(Items listed in a dataset)

_ _ _

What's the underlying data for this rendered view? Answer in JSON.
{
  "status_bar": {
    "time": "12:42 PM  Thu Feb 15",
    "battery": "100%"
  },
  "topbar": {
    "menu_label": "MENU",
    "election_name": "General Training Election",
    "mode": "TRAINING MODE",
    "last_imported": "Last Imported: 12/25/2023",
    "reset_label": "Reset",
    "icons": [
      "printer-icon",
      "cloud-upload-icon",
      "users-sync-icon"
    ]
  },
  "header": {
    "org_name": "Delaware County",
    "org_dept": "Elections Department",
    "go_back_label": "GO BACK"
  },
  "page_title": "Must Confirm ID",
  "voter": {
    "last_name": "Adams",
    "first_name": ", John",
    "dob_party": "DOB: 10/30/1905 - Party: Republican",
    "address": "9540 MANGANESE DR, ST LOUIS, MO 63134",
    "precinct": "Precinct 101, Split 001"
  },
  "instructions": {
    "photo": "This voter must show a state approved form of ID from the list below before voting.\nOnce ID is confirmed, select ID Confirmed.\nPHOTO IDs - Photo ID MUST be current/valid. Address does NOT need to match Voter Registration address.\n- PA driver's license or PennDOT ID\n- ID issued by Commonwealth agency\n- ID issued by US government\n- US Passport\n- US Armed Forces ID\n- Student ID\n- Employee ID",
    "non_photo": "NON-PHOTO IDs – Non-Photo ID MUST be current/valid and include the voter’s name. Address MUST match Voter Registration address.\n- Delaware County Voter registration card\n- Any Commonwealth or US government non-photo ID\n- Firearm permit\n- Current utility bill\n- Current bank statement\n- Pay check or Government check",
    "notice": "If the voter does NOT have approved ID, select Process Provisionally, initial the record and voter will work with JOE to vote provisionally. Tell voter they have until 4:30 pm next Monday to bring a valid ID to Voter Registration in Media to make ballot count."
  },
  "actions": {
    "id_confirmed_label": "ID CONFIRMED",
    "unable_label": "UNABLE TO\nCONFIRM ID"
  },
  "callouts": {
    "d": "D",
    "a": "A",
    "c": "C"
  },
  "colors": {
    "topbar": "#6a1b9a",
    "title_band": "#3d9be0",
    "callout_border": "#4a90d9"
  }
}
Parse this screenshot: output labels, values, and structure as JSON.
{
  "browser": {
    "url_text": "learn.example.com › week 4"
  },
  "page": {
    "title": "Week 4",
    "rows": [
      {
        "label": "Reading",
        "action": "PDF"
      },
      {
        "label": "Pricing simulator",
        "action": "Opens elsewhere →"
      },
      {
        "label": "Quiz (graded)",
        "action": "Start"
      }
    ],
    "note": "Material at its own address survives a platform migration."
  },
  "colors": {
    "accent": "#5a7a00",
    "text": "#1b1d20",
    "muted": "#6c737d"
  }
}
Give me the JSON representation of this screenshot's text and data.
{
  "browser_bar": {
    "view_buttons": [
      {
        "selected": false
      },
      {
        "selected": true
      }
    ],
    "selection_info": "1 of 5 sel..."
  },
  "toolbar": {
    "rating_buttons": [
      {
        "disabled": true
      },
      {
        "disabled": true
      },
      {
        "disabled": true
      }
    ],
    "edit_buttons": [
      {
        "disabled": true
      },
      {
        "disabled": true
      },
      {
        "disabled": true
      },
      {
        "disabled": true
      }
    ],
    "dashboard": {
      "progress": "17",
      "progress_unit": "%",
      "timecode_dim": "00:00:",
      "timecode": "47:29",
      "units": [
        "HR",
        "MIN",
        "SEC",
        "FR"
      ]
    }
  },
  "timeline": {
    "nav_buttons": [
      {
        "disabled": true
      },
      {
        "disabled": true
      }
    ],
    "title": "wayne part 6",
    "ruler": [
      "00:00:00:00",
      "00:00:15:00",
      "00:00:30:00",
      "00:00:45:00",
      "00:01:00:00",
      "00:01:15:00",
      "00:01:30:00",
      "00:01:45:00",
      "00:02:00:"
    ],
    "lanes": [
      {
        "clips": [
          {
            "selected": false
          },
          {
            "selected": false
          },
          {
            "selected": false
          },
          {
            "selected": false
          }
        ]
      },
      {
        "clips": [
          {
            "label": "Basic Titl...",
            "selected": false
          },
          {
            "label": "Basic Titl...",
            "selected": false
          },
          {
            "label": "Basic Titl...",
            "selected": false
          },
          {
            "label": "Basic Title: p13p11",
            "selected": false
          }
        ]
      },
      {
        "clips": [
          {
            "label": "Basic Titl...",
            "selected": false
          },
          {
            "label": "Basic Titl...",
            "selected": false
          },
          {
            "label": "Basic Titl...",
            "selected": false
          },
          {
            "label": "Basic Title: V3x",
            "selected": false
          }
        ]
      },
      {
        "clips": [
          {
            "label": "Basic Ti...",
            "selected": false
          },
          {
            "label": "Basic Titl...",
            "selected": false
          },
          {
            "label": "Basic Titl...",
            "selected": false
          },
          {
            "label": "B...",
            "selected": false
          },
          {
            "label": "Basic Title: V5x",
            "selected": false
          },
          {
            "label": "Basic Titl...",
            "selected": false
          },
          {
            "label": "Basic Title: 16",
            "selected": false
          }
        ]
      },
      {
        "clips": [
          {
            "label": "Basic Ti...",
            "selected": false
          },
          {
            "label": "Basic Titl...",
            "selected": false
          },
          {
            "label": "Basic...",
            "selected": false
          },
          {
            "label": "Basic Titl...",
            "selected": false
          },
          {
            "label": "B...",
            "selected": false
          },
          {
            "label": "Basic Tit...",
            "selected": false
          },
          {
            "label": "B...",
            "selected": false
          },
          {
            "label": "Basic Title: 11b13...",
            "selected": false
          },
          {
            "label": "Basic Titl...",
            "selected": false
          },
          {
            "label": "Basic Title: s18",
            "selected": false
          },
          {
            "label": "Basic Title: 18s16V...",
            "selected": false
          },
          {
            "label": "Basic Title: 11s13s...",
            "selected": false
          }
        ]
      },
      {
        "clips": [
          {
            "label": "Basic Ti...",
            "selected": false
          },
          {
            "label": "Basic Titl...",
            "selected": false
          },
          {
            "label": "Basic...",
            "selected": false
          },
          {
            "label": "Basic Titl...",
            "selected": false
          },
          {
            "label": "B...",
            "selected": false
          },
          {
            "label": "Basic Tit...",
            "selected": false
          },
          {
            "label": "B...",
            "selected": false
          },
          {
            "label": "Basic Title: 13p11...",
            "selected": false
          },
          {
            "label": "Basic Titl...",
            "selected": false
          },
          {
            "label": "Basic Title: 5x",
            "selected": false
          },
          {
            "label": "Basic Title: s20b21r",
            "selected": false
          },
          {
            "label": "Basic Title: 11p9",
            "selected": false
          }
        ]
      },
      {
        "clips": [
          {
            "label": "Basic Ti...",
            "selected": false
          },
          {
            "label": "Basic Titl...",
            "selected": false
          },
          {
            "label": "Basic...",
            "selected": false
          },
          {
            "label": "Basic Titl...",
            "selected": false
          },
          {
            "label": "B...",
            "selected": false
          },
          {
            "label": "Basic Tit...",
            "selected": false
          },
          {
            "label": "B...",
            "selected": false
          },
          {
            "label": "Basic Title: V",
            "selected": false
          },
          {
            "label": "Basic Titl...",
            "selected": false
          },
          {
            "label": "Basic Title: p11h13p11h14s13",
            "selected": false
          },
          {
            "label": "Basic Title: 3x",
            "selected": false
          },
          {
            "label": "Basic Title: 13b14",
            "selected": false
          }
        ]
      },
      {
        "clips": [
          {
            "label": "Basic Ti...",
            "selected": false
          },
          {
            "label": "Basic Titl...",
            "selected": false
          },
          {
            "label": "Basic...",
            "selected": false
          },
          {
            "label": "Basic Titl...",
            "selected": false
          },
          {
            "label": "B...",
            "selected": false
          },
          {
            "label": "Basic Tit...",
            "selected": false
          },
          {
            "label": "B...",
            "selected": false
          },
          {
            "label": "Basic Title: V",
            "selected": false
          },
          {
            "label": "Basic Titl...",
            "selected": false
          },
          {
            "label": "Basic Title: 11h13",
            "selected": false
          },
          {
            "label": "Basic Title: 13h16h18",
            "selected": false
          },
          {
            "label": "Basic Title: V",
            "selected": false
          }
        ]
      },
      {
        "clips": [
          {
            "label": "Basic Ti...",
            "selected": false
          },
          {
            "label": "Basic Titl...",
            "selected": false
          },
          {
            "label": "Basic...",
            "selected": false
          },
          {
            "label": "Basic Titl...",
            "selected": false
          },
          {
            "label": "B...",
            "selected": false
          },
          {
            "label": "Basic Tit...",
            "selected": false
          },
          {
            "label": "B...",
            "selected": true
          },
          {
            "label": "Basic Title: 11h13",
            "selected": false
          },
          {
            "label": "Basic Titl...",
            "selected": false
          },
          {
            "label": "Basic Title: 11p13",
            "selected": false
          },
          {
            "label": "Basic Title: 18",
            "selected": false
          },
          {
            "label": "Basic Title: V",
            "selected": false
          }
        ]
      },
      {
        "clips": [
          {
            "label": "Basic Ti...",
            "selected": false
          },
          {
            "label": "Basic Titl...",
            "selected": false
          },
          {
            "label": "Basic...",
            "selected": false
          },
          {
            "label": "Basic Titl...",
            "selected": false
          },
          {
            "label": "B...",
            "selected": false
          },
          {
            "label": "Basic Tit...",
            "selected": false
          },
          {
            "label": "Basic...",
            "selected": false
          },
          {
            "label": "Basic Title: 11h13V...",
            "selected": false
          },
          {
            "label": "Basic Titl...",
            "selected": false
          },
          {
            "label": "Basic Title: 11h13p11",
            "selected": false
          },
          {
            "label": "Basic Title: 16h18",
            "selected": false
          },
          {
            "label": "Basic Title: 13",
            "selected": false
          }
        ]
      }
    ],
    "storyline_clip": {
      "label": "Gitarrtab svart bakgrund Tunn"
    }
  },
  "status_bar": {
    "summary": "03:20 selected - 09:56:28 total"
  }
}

_ _ _

• **Exercise**:
From the listing above, copy all lines holding the word "government".

• **Task solution**:
    "photo": "This voter must show a state approved form of ID from the list below before voting.\nOnce ID is confirmed, select ID Confirmed.\nPHOTO IDs - Photo ID MUST be current/valid. Address does NOT need to match Voter Registration address.\n- PA driver's license or PennDOT ID\n- ID issued by Commonwealth agency\n- ID issued by US government\n- US Passport\n- US Armed Forces ID\n- Student ID\n- Employee ID",
    "non_photo": "NON-PHOTO IDs – Non-Photo ID MUST be current/valid and include the voter’s name. Address MUST match Voter Registration address.\n- Delaware County Voter registration card\n- Any Commonwealth or US government non-photo ID\n- Firearm permit\n- Current utility bill\n- Current bank statement\n- Pay check or Government check",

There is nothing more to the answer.